**WHAT YOU SHOULD DO:** From the records, return each line that has the word "jejuni" in it.

**LISTED RECORDS:**
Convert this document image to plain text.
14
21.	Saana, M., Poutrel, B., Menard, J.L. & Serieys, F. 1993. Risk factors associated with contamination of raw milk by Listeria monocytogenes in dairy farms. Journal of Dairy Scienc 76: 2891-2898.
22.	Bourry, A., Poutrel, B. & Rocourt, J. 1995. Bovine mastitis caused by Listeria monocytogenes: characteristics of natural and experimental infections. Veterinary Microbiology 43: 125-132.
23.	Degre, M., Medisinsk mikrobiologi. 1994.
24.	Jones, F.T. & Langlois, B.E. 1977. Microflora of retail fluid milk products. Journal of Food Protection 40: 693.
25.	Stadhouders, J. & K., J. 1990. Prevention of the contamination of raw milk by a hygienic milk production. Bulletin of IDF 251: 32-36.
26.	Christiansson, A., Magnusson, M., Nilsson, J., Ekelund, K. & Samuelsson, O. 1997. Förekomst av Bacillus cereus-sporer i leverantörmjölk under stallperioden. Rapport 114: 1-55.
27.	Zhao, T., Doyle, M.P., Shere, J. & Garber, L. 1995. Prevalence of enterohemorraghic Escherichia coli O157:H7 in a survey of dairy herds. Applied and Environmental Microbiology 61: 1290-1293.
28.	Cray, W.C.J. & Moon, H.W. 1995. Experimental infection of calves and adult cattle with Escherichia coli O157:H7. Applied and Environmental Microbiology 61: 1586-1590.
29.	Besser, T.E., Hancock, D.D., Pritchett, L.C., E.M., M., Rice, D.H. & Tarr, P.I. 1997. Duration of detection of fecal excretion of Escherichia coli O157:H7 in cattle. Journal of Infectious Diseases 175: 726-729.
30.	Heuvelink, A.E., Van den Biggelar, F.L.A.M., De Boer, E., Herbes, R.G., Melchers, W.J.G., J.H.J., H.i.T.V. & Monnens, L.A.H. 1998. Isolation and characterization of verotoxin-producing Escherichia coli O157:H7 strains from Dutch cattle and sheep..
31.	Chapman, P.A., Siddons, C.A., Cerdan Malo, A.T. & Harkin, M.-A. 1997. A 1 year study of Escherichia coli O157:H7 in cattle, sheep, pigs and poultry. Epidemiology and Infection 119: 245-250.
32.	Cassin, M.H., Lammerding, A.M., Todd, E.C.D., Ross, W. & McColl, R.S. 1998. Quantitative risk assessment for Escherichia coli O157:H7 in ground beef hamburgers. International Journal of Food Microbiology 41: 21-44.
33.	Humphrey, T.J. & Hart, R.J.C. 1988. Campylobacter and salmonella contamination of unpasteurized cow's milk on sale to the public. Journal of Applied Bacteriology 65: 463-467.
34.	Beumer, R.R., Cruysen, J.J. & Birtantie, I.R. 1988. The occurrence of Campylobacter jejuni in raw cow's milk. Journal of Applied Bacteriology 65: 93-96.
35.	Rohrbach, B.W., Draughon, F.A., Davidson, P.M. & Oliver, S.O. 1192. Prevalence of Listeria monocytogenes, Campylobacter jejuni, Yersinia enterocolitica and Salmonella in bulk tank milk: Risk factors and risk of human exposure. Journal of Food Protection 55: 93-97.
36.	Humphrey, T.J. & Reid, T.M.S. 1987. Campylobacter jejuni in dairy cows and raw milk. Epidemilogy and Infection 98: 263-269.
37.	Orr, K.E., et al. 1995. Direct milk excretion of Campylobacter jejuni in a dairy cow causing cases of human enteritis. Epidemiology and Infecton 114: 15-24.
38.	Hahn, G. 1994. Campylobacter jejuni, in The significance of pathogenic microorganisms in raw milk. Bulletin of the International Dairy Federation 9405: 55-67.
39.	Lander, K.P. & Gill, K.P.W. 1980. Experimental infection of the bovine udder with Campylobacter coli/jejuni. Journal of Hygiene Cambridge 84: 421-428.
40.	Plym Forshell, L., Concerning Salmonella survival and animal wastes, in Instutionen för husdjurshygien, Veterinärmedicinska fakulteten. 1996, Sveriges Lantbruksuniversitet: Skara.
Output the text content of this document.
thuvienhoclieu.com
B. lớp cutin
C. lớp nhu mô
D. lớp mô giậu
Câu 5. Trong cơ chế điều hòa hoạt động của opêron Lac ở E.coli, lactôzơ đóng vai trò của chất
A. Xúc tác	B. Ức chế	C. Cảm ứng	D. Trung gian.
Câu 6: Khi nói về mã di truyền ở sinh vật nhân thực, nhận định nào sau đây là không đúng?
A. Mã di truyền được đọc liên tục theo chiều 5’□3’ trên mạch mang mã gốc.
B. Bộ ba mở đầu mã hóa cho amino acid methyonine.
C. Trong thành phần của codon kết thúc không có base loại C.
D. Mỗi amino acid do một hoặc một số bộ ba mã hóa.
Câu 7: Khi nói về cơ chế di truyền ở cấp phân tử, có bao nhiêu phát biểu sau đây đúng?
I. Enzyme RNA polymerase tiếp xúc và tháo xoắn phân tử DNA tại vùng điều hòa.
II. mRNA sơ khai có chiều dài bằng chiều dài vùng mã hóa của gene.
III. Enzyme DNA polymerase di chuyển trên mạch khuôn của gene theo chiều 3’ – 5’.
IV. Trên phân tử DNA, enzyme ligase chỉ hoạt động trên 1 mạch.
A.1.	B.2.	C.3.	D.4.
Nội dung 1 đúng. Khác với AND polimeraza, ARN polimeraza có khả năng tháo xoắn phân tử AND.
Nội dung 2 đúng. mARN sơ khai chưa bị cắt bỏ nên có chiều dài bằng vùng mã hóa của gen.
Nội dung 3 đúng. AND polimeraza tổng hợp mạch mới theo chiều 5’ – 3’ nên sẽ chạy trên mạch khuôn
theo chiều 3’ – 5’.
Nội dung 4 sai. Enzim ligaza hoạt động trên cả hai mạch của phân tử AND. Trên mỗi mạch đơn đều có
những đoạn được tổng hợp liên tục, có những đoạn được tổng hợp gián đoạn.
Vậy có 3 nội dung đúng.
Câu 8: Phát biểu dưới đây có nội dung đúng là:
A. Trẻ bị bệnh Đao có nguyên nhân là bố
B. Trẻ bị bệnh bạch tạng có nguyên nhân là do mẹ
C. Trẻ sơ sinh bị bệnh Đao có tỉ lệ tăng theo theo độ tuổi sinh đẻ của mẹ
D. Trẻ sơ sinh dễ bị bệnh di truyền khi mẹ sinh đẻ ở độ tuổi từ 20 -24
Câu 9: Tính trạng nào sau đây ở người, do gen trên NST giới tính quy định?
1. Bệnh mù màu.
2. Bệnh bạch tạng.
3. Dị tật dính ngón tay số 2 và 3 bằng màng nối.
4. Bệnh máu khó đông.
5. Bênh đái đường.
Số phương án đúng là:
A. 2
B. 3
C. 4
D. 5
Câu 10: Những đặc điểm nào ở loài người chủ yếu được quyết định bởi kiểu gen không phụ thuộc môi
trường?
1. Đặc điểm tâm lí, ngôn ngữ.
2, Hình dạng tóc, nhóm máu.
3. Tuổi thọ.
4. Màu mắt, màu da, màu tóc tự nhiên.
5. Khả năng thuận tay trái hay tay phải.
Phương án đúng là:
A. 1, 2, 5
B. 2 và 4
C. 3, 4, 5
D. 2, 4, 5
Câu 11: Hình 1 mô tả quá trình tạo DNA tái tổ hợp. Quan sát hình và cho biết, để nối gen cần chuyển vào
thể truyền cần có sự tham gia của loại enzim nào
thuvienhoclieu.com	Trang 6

**FINISHED TASK:**
34.	Beumer, R.R., Cruysen, J.J. & Birtantie, I.R. 1988. The occurrence of Campylobacter jejuni in raw cow's milk. Journal of Applied Bacteriology 65: 93-96.
35.	Rohrbach, B.W., Draughon, F.A., Davidson, P.M. & Oliver, S.O. 1192. Prevalence of Listeria monocytogenes, Campylobacter jejuni, Yersinia enterocolitica and Salmonella in bulk tank milk: Risk factors and risk of human exposure. Journal of Food Protection 55: 93-97.
36.	Humphrey, T.J. & Reid, T.M.S. 1987. Campylobacter jejuni in dairy cows and raw milk. Epidemilogy and Infection 98: 263-269.
37.	Orr, K.E., et al. 1995. Direct milk excretion of Campylobacter jejuni in a dairy cow causing cases of human enteritis. Epidemiology and Infecton 114: 15-24.
38.	Hahn, G. 1994. Campylobacter jejuni, in The significance of pathogenic microorganisms in raw milk. Bulletin of the International Dairy Federation 9405: 55-67.
39.	Lander, K.P. & Gill, K.P.W. 1980. Experimental infection of the bovine udder with Campylobacter coli/jejuni. Journal of Hygiene Cambridge 84: 421-428.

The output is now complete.